TASK DIRECTIONS:
Reproduce the listing that follows with no differences at all.

RECORDS:
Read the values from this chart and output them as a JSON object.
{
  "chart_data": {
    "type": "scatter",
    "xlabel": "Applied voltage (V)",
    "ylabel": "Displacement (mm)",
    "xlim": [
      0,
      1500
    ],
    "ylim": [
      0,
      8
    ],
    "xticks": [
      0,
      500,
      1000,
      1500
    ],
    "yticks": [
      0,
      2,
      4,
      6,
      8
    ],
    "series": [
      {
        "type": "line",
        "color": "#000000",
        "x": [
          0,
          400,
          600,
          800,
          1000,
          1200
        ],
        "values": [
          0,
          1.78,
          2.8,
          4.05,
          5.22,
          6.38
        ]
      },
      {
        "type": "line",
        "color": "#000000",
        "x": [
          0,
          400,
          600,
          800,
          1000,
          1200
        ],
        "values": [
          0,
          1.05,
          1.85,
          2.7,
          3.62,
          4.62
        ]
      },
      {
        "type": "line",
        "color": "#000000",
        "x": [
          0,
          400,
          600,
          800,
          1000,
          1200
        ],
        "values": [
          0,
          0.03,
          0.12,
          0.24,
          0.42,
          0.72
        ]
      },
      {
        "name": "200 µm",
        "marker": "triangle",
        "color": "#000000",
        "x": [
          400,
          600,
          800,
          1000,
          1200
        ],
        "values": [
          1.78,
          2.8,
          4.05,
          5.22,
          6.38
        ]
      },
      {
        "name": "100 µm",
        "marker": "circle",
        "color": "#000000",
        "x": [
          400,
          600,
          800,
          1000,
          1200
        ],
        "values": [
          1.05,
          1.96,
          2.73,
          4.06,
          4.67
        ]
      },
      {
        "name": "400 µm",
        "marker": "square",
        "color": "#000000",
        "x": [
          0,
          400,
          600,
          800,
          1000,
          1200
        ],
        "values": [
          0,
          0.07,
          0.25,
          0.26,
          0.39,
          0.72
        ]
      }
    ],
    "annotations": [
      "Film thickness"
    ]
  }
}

FULL ANSWER:
Read the values from this chart and output them as a JSON object.
{
  "chart_data": {
    "type": "scatter",
    "xlabel": "Applied voltage (V)",
    "ylabel": "Displacement (mm)",
    "xlim": [
      0,
      1500
    ],
    "ylim": [
      0,
      8
    ],
    "xticks": [
      0,
      500,
      1000,
      1500
    ],
    "yticks": [
      0,
      2,
      4,
      6,
      8
    ],
    "series": [
      {
        "type": "line",
        "color": "#000000",
        "x": [
          0,
          400,
          600,
          800,
          1000,
          1200
        ],
        "values": [
          0,
          1.78,
          2.8,
          4.05,
          5.22,
          6.38
        ]
      },
      {
        "type": "line",
        "color": "#000000",
        "x": [
          0,
          400,
          600,
          800,
          1000,
          1200
        ],
        "values": [
          0,
          1.05,
          1.85,
          2.7,
          3.62,
          4.62
        ]
      },
      {
        "type": "line",
        "color": "#000000",
        "x": [
          0,
          400,
          600,
          800,
          1000,
          1200
        ],
        "values": [
          0,
          0.03,
          0.12,
          0.24,
          0.42,
          0.72
        ]
      },
      {
        "name": "200 µm",
        "marker": "triangle",
        "color": "#000000",
        "x": [
          400,
          600,
          800,
          1000,
          1200
        ],
        "values": [
          1.78,
          2.8,
          4.05,
          5.22,
          6.38
        ]
      },
      {
        "name": "100 µm",
        "marker": "circle",
        "color": "#000000",
        "x": [
          400,
          600,
          800,
          1000,
          1200
        ],
        "values": [
          1.05,
          1.96,
          2.73,
          4.06,
          4.67
        ]
      },
      {
        "name": "400 µm",
        "marker": "square",
        "color": "#000000",
        "x": [
          0,
          400,
          600,
          800,
          1000,
          1200
        ],
        "values": [
          0,
          0.07,
          0.25,
          0.26,
          0.39,
          0.72
        ]
      }
    ],
    "annotations": [
      "Film thickness"
    ]
  }
}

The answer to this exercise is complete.